[Exercise goal] In the listing below, how many lines contain the word "name"? Please respond with the number only.
== == ==
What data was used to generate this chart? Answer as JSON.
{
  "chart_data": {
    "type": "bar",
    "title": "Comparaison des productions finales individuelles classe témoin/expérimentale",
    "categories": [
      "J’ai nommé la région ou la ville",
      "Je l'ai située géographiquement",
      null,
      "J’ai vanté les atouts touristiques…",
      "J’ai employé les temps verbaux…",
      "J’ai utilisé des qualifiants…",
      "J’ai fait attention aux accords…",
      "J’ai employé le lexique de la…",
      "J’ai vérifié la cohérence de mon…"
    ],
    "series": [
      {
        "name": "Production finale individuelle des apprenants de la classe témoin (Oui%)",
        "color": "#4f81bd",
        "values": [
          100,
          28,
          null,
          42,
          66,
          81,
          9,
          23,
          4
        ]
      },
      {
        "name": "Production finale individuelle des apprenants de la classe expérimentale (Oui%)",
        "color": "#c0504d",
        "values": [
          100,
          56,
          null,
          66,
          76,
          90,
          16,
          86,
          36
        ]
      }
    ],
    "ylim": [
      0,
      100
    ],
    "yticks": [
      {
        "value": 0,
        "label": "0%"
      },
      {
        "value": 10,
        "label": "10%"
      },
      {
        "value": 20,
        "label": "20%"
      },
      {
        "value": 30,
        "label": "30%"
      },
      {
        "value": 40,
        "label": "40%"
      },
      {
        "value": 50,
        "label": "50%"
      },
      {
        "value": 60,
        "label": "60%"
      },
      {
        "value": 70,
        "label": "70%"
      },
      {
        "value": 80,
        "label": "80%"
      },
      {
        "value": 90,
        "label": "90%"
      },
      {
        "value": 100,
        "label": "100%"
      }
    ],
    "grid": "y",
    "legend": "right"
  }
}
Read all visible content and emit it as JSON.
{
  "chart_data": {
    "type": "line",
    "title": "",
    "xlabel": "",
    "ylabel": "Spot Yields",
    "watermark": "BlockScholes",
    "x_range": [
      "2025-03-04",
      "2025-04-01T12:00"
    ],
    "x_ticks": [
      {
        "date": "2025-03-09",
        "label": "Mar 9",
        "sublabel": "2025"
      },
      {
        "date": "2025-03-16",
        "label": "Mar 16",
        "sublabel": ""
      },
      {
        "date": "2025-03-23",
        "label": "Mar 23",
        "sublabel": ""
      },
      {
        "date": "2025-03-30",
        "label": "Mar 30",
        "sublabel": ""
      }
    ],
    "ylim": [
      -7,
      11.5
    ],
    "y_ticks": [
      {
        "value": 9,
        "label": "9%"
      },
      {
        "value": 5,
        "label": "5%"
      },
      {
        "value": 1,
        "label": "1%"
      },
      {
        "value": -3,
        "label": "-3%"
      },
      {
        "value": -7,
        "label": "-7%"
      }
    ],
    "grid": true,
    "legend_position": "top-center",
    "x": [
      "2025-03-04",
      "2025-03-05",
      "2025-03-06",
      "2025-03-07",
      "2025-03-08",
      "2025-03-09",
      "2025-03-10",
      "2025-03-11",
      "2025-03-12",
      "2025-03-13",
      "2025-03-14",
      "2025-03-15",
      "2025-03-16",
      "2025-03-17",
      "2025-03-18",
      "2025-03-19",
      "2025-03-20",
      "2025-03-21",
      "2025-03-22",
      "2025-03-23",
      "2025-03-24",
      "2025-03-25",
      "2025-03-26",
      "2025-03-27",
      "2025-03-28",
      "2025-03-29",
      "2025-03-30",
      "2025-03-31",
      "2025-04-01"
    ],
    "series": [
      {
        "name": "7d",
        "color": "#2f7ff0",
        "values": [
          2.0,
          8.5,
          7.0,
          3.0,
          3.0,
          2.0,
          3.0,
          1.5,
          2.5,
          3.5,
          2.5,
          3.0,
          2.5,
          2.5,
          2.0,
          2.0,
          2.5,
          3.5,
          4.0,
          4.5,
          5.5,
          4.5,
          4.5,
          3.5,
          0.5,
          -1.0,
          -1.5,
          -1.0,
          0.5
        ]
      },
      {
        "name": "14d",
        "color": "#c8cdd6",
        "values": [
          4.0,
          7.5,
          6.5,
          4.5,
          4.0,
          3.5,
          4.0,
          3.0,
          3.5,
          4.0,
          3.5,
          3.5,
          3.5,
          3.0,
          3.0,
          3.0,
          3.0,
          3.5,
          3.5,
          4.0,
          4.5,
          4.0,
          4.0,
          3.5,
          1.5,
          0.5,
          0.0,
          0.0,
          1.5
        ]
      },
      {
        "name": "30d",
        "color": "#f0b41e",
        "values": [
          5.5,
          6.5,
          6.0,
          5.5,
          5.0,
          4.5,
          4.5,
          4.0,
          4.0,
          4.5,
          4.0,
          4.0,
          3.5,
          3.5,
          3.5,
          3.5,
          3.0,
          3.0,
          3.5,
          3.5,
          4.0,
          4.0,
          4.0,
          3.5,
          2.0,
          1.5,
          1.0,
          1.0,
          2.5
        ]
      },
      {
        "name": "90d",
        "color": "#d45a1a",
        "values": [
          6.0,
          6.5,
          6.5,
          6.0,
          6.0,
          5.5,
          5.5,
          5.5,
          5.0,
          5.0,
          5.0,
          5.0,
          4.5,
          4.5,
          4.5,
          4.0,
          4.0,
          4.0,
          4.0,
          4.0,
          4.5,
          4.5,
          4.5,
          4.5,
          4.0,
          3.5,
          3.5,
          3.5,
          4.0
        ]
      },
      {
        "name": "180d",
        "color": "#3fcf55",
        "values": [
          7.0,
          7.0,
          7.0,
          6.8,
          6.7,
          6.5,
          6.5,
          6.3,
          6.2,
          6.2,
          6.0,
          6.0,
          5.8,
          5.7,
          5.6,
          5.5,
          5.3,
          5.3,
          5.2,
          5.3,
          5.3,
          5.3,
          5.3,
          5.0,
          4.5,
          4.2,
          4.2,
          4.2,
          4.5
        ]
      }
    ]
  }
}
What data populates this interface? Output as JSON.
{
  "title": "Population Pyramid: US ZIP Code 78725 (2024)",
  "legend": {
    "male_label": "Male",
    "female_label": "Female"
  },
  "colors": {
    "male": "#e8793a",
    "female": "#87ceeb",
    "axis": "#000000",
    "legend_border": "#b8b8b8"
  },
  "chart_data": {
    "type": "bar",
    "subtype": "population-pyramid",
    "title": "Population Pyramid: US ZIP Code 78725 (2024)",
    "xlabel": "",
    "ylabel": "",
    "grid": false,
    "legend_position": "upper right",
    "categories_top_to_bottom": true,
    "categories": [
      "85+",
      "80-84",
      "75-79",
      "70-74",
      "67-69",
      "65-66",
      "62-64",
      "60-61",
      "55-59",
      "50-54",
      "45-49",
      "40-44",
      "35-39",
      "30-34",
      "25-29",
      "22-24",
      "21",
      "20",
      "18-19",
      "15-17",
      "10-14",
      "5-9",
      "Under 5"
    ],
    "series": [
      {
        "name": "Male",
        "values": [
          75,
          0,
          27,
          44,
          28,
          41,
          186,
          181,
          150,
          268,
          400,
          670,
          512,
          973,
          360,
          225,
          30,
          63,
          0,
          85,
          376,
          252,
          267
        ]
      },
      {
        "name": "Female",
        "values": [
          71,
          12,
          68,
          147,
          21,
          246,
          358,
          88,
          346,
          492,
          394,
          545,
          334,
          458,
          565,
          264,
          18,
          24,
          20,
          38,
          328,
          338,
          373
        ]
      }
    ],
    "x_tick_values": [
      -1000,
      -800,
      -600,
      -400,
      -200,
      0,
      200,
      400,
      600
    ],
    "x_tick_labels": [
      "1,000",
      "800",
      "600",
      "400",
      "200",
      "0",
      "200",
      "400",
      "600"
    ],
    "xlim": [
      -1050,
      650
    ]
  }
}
== == ==
[Complete answer] 9